## Task:
Repeat the lines that follow, leaving nothing out.
[BEGIN Data entries]
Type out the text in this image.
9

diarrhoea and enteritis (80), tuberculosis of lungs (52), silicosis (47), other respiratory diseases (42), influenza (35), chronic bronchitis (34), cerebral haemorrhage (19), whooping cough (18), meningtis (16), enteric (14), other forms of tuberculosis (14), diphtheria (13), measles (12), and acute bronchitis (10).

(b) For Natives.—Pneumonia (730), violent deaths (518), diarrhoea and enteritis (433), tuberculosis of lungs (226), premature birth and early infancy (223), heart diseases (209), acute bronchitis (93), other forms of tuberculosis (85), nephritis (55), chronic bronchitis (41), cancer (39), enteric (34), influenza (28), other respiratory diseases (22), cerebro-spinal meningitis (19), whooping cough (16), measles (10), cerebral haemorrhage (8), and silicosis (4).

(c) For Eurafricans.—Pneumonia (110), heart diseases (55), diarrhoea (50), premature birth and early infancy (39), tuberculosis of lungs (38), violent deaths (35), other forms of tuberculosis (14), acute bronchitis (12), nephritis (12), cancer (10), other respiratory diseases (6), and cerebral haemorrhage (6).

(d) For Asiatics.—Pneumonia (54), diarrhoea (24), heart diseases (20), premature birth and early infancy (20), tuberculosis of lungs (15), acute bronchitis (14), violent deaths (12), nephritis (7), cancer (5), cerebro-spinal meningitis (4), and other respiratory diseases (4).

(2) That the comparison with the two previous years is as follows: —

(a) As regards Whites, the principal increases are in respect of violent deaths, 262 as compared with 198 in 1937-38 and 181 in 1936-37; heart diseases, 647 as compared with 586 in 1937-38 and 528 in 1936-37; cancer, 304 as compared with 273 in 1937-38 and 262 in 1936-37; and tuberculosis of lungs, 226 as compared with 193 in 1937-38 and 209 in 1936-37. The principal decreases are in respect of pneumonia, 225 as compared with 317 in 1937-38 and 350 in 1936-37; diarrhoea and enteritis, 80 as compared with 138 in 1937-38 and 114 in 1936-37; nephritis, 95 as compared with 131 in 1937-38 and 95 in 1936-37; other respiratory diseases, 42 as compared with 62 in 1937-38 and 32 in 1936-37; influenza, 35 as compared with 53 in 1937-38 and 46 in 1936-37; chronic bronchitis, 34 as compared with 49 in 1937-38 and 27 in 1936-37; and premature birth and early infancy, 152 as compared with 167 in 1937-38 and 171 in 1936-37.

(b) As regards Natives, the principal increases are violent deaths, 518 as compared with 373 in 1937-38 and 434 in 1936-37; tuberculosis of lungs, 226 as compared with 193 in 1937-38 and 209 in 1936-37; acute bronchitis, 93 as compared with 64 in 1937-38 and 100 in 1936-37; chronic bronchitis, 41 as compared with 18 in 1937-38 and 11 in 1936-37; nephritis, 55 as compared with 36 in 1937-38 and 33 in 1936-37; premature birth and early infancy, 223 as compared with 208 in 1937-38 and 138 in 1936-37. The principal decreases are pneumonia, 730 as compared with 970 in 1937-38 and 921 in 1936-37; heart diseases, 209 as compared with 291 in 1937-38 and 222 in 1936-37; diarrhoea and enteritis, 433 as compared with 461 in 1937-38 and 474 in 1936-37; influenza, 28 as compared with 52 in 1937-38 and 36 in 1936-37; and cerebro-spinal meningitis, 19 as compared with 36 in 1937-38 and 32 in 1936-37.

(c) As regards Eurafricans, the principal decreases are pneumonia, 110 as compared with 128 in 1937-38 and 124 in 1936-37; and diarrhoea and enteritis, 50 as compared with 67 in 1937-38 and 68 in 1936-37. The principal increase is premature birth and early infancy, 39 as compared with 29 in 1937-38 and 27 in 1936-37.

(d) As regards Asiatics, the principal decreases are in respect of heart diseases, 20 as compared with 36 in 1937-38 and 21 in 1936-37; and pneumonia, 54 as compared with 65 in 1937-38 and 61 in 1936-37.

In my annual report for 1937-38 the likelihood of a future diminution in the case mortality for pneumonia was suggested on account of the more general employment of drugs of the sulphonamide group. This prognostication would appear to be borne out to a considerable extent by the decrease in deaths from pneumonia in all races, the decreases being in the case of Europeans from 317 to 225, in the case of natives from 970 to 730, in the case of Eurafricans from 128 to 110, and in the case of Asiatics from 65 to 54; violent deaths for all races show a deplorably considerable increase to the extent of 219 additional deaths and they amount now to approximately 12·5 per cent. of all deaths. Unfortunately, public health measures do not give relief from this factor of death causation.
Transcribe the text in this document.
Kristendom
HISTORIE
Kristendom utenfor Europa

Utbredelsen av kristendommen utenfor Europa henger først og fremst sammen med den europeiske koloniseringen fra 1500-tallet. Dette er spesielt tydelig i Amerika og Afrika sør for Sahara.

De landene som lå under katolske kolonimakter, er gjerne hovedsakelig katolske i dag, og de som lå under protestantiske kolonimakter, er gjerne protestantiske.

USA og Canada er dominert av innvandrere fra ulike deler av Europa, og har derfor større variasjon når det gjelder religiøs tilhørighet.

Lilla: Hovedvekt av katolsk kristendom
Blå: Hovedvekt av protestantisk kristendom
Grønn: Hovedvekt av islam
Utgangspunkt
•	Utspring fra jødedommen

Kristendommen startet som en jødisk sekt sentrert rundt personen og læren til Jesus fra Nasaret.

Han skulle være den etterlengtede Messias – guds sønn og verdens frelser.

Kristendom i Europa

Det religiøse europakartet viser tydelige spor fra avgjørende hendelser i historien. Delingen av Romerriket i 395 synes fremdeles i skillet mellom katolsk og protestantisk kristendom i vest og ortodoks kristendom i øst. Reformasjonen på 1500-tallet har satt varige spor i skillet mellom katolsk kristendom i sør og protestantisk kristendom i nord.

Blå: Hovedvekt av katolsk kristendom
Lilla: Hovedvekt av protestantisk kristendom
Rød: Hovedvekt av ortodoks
[END Data entries]
## Final result:
Type out the text in this image.
9

diarrhoea and enteritis (80), tuberculosis of lungs (52), silicosis (47), other respiratory diseases (42), influenza (35), chronic bronchitis (34), cerebral haemorrhage (19), whooping cough (18), meningtis (16), enteric (14), other forms of tuberculosis (14), diphtheria (13), measles (12), and acute bronchitis (10).

(b) For Natives.—Pneumonia (730), violent deaths (518), diarrhoea and enteritis (433), tuberculosis of lungs (226), premature birth and early infancy (223), heart diseases (209), acute bronchitis (93), other forms of tuberculosis (85), nephritis (55), chronic bronchitis (41), cancer (39), enteric (34), influenza (28), other respiratory diseases (22), cerebro-spinal meningitis (19), whooping cough (16), measles (10), cerebral haemorrhage (8), and silicosis (4).

(c) For Eurafricans.—Pneumonia (110), heart diseases (55), diarrhoea (50), premature birth and early infancy (39), tuberculosis of lungs (38), violent deaths (35), other forms of tuberculosis (14), acute bronchitis (12), nephritis (12), cancer (10), other respiratory diseases (6), and cerebral haemorrhage (6).

(d) For Asiatics.—Pneumonia (54), diarrhoea (24), heart diseases (20), premature birth and early infancy (20), tuberculosis of lungs (15), acute bronchitis (14), violent deaths (12), nephritis (7), cancer (5), cerebro-spinal meningitis (4), and other respiratory diseases (4).

(2) That the comparison with the two previous years is as follows: —

(a) As regards Whites, the principal increases are in respect of violent deaths, 262 as compared with 198 in 1937-38 and 181 in 1936-37; heart diseases, 647 as compared with 586 in 1937-38 and 528 in 1936-37; cancer, 304 as compared with 273 in 1937-38 and 262 in 1936-37; and tuberculosis of lungs, 226 as compared with 193 in 1937-38 and 209 in 1936-37. The principal decreases are in respect of pneumonia, 225 as compared with 317 in 1937-38 and 350 in 1936-37; diarrhoea and enteritis, 80 as compared with 138 in 1937-38 and 114 in 1936-37; nephritis, 95 as compared with 131 in 1937-38 and 95 in 1936-37; other respiratory diseases, 42 as compared with 62 in 1937-38 and 32 in 1936-37; influenza, 35 as compared with 53 in 1937-38 and 46 in 1936-37; chronic bronchitis, 34 as compared with 49 in 1937-38 and 27 in 1936-37; and premature birth and early infancy, 152 as compared with 167 in 1937-38 and 171 in 1936-37.

(b) As regards Natives, the principal increases are violent deaths, 518 as compared with 373 in 1937-38 and 434 in 1936-37; tuberculosis of lungs, 226 as compared with 193 in 1937-38 and 209 in 1936-37; acute bronchitis, 93 as compared with 64 in 1937-38 and 100 in 1936-37; chronic bronchitis, 41 as compared with 18 in 1937-38 and 11 in 1936-37; nephritis, 55 as compared with 36 in 1937-38 and 33 in 1936-37; premature birth and early infancy, 223 as compared with 208 in 1937-38 and 138 in 1936-37. The principal decreases are pneumonia, 730 as compared with 970 in 1937-38 and 921 in 1936-37; heart diseases, 209 as compared with 291 in 1937-38 and 222 in 1936-37; diarrhoea and enteritis, 433 as compared with 461 in 1937-38 and 474 in 1936-37; influenza, 28 as compared with 52 in 1937-38 and 36 in 1936-37; and cerebro-spinal meningitis, 19 as compared with 36 in 1937-38 and 32 in 1936-37.

(c) As regards Eurafricans, the principal decreases are pneumonia, 110 as compared with 128 in 1937-38 and 124 in 1936-37; and diarrhoea and enteritis, 50 as compared with 67 in 1937-38 and 68 in 1936-37. The principal increase is premature birth and early infancy, 39 as compared with 29 in 1937-38 and 27 in 1936-37.

(d) As regards Asiatics, the principal decreases are in respect of heart diseases, 20 as compared with 36 in 1937-38 and 21 in 1936-37; and pneumonia, 54 as compared with 65 in 1937-38 and 61 in 1936-37.

In my annual report for 1937-38 the likelihood of a future diminution in the case mortality for pneumonia was suggested on account of the more general employment of drugs of the sulphonamide group. This prognostication would appear to be borne out to a considerable extent by the decrease in deaths from pneumonia in all races, the decreases being in the case of Europeans from 317 to 225, in the case of natives from 970 to 730, in the case of Eurafricans from 128 to 110, and in the case of Asiatics from 65 to 54; violent deaths for all races show a deplorably considerable increase to the extent of 219 additional deaths and they amount now to approximately 12·5 per cent. of all deaths. Unfortunately, public health measures do not give relief from this factor of death causation.
Transcribe the text in this document.
Kristendom
HISTORIE
Kristendom utenfor Europa

Utbredelsen av kristendommen utenfor Europa henger først og fremst sammen med den europeiske koloniseringen fra 1500-tallet. Dette er spesielt tydelig i Amerika og Afrika sør for Sahara.

De landene som lå under katolske kolonimakter, er gjerne hovedsakelig katolske i dag, og de som lå under protestantiske kolonimakter, er gjerne protestantiske.

USA og Canada er dominert av innvandrere fra ulike deler av Europa, og har derfor større variasjon når det gjelder religiøs tilhørighet.

Lilla: Hovedvekt av katolsk kristendom
Blå: Hovedvekt av protestantisk kristendom
Grønn: Hovedvekt av islam
Utgangspunkt
•	Utspring fra jødedommen

Kristendommen startet som en jødisk sekt sentrert rundt personen og læren til Jesus fra Nasaret.

Han skulle være den etterlengtede Messias – guds sønn og verdens frelser.

Kristendom i Europa

Det religiøse europakartet viser tydelige spor fra avgjørende hendelser i historien. Delingen av Romerriket i 395 synes fremdeles i skillet mellom katolsk og protestantisk kristendom i vest og ortodoks kristendom i øst. Reformasjonen på 1500-tallet har satt varige spor i skillet mellom katolsk kristendom i sør og protestantisk kristendom i nord.

Blå: Hovedvekt av katolsk kristendom
Lilla: Hovedvekt av protestantisk kristendom
Rød: Hovedvekt av ortodoks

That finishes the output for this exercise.